## WORK INSTRUCTIONS
Please copy every line of the records below word for word, leaving out the pictures.

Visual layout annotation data
▼
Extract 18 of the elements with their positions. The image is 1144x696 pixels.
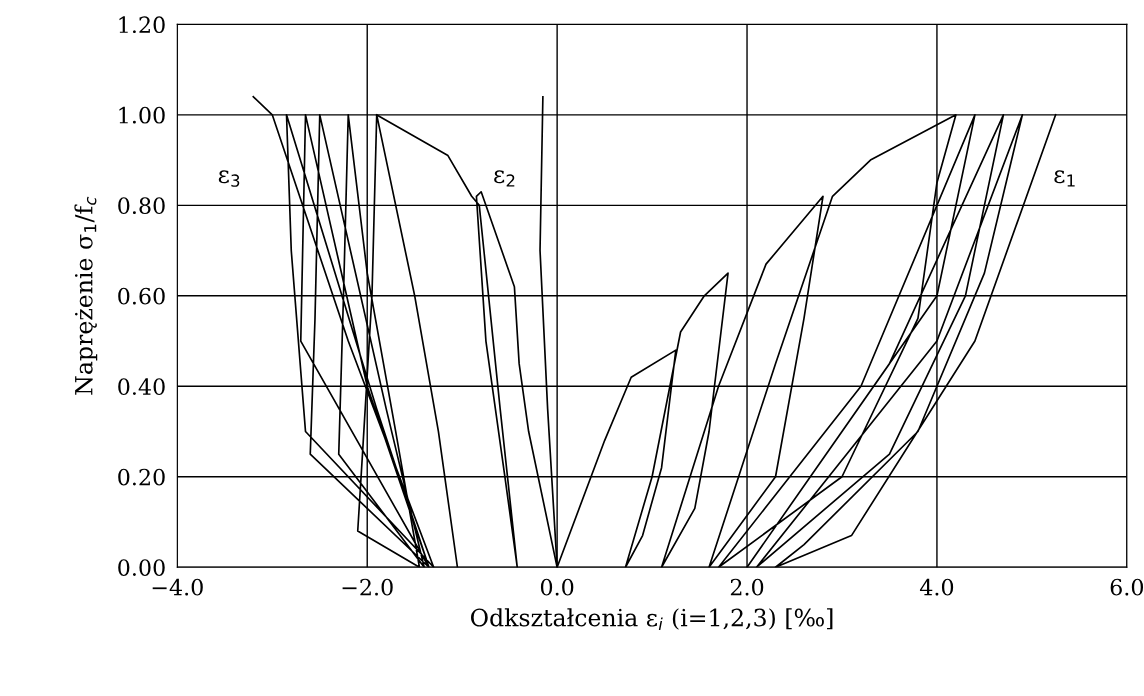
x-tick-label: 2.0 — [730, 578, 764, 596]
y-tick-label: 1.00 — [119, 106, 165, 124]
y-tick-label: 0.20 — [118, 468, 165, 486]
x-tick-label: 0.0 — [540, 578, 574, 596]
annotation: ε$_{2}$ — [494, 170, 515, 187]
annotation: ε$_{1}$ — [1054, 170, 1075, 187]
y-tick-label: 0.00 — [118, 559, 165, 576]
y-tick-label: 1.20 — [119, 16, 165, 34]
y-tick-label: 0.40 — [118, 378, 165, 396]
x-tick-label: −4.0 — [152, 578, 203, 596]
x-tick-label: −2.0 — [342, 578, 393, 596]
y-axis-title: Naprężenie σ$_{1}$/f$_{c}$ — [74, 196, 98, 395]
y-tick-label: 0.60 — [118, 287, 165, 305]
x-tick-label: 4.0 — [919, 578, 954, 596]
x-axis-title: Odkształcenia ε$_{i}$ (i=1,2,3) [‰] — [471, 608, 833, 630]
y-tick-label: 0.80 — [118, 197, 165, 215]
annotation: ε$_{3}$ — [218, 170, 240, 187]
x-tick-label: 6.0 — [1110, 578, 1144, 596]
▲
## ANSWER BELOW
Extract 18 of the elements with their positions. The image is 1144x696 pixels.
x-tick-label: 2.0 — [730, 578, 764, 596]
y-tick-label: 1.00 — [119, 106, 165, 124]
y-tick-label: 0.20 — [118, 468, 165, 486]
x-tick-label: 0.0 — [540, 578, 574, 596]
annotation: ε$_{2}$ — [494, 170, 515, 187]
annotation: ε$_{1}$ — [1054, 170, 1075, 187]
y-tick-label: 0.00 — [118, 559, 165, 576]
y-tick-label: 1.20 — [119, 16, 165, 34]
y-tick-label: 0.40 — [118, 378, 165, 396]
x-tick-label: −4.0 — [152, 578, 203, 596]
x-tick-label: −2.0 — [342, 578, 393, 596]
y-axis-title: Naprężenie σ$_{1}$/f$_{c}$ — [74, 196, 98, 395]
y-tick-label: 0.60 — [118, 287, 165, 305]
x-tick-label: 4.0 — [919, 578, 954, 596]
x-axis-title: Odkształcenia ε$_{i}$ (i=1,2,3) [‰] — [471, 608, 833, 630]
y-tick-label: 0.80 — [118, 197, 165, 215]
annotation: ε$_{3}$ — [218, 170, 240, 187]
x-tick-label: 6.0 — [1110, 578, 1144, 596]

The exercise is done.